**STATED PROBLEM**
Reproduce the lines of the material exactly, excluding every image.

**SOURCE RECORDS**
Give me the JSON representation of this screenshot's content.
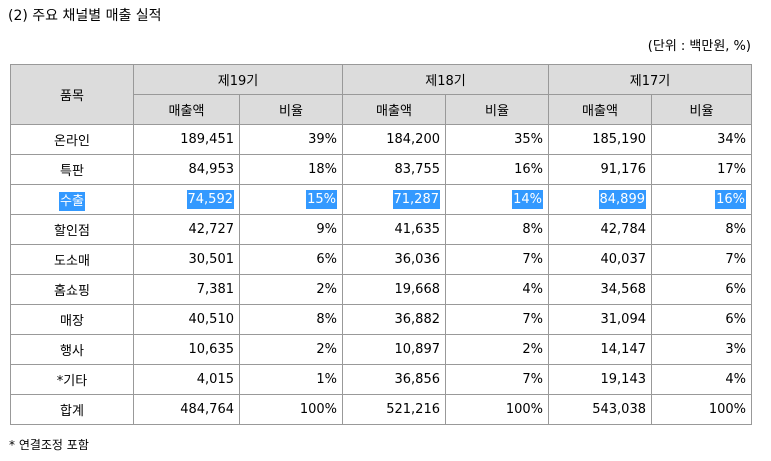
{
  "title": "(2) 주요 채널별 매출 실적",
  "unit_note": "(단위 : 백만원, %)",
  "table": {
    "item_header": "품목",
    "periods": [
      "제19기",
      "제18기",
      "제17기"
    ],
    "sub_headers": {
      "sales": "매출액",
      "ratio": "비율"
    },
    "rows": [
      {
        "item": "온라인",
        "p19_sales": "189,451",
        "p19_ratio": "39%",
        "p18_sales": "184,200",
        "p18_ratio": "35%",
        "p17_sales": "185,190",
        "p17_ratio": "34%"
      },
      {
        "item": "특판",
        "p19_sales": "84,953",
        "p19_ratio": "18%",
        "p18_sales": "83,755",
        "p18_ratio": "16%",
        "p17_sales": "91,176",
        "p17_ratio": "17%"
      },
      {
        "item": "수출",
        "p19_sales": "74,592",
        "p19_ratio": "15%",
        "p18_sales": "71,287",
        "p18_ratio": "14%",
        "p17_sales": "84,899",
        "p17_ratio": "16%",
        "selected": true
      },
      {
        "item": "할인점",
        "p19_sales": "42,727",
        "p19_ratio": "9%",
        "p18_sales": "41,635",
        "p18_ratio": "8%",
        "p17_sales": "42,784",
        "p17_ratio": "8%"
      },
      {
        "item": "도소매",
        "p19_sales": "30,501",
        "p19_ratio": "6%",
        "p18_sales": "36,036",
        "p18_ratio": "7%",
        "p17_sales": "40,037",
        "p17_ratio": "7%"
      },
      {
        "item": "홈쇼핑",
        "p19_sales": "7,381",
        "p19_ratio": "2%",
        "p18_sales": "19,668",
        "p18_ratio": "4%",
        "p17_sales": "34,568",
        "p17_ratio": "6%"
      },
      {
        "item": "매장",
        "p19_sales": "40,510",
        "p19_ratio": "8%",
        "p18_sales": "36,882",
        "p18_ratio": "7%",
        "p17_sales": "31,094",
        "p17_ratio": "6%"
      },
      {
        "item": "행사",
        "p19_sales": "10,635",
        "p19_ratio": "2%",
        "p18_sales": "10,897",
        "p18_ratio": "2%",
        "p17_sales": "14,147",
        "p17_ratio": "3%"
      },
      {
        "item": "*기타",
        "p19_sales": "4,015",
        "p19_ratio": "1%",
        "p18_sales": "36,856",
        "p18_ratio": "7%",
        "p17_sales": "19,143",
        "p17_ratio": "4%"
      },
      {
        "item": "합계",
        "p19_sales": "484,764",
        "p19_ratio": "100%",
        "p18_sales": "521,216",
        "p18_ratio": "100%",
        "p17_sales": "543,038",
        "p17_ratio": "100%"
      }
    ]
  },
  "footnote": "* 연결조정 포함",
  "colors": {
    "header_bg": "#dcdcdc",
    "selection_bg": "#3399ff",
    "selection_text": "#ffffff",
    "border": "#999999"
  }
}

**EXPECTED ANSWER**
Give me the JSON representation of this screenshot's content.
{
  "title": "(2) 주요 채널별 매출 실적",
  "unit_note": "(단위 : 백만원, %)",
  "table": {
    "item_header": "품목",
    "periods": [
      "제19기",
      "제18기",
      "제17기"
    ],
    "sub_headers": {
      "sales": "매출액",
      "ratio": "비율"
    },
    "rows": [
      {
        "item": "온라인",
        "p19_sales": "189,451",
        "p19_ratio": "39%",
        "p18_sales": "184,200",
        "p18_ratio": "35%",
        "p17_sales": "185,190",
        "p17_ratio": "34%"
      },
      {
        "item": "특판",
        "p19_sales": "84,953",
        "p19_ratio": "18%",
        "p18_sales": "83,755",
        "p18_ratio": "16%",
        "p17_sales": "91,176",
        "p17_ratio": "17%"
      },
      {
        "item": "수출",
        "p19_sales": "74,592",
        "p19_ratio": "15%",
        "p18_sales": "71,287",
        "p18_ratio": "14%",
        "p17_sales": "84,899",
        "p17_ratio": "16%",
        "selected": true
      },
      {
        "item": "할인점",
        "p19_sales": "42,727",
        "p19_ratio": "9%",
        "p18_sales": "41,635",
        "p18_ratio": "8%",
        "p17_sales": "42,784",
        "p17_ratio": "8%"
      },
      {
        "item": "도소매",
        "p19_sales": "30,501",
        "p19_ratio": "6%",
        "p18_sales": "36,036",
        "p18_ratio": "7%",
        "p17_sales": "40,037",
        "p17_ratio": "7%"
      },
      {
        "item": "홈쇼핑",
        "p19_sales": "7,381",
        "p19_ratio": "2%",
        "p18_sales": "19,668",
        "p18_ratio": "4%",
        "p17_sales": "34,568",
        "p17_ratio": "6%"
      },
      {
        "item": "매장",
        "p19_sales": "40,510",
        "p19_ratio": "8%",
        "p18_sales": "36,882",
        "p18_ratio": "7%",
        "p17_sales": "31,094",
        "p17_ratio": "6%"
      },
      {
        "item": "행사",
        "p19_sales": "10,635",
        "p19_ratio": "2%",
        "p18_sales": "10,897",
        "p18_ratio": "2%",
        "p17_sales": "14,147",
        "p17_ratio": "3%"
      },
      {
        "item": "*기타",
        "p19_sales": "4,015",
        "p19_ratio": "1%",
        "p18_sales": "36,856",
        "p18_ratio": "7%",
        "p17_sales": "19,143",
        "p17_ratio": "4%"
      },
      {
        "item": "합계",
        "p19_sales": "484,764",
        "p19_ratio": "100%",
        "p18_sales": "521,216",
        "p18_ratio": "100%",
        "p17_sales": "543,038",
        "p17_ratio": "100%"
      }
    ]
  },
  "footnote": "* 연결조정 포함",
  "colors": {
    "header_bg": "#dcdcdc",
    "selection_bg": "#3399ff",
    "selection_text": "#ffffff",
    "border": "#999999"
  }
}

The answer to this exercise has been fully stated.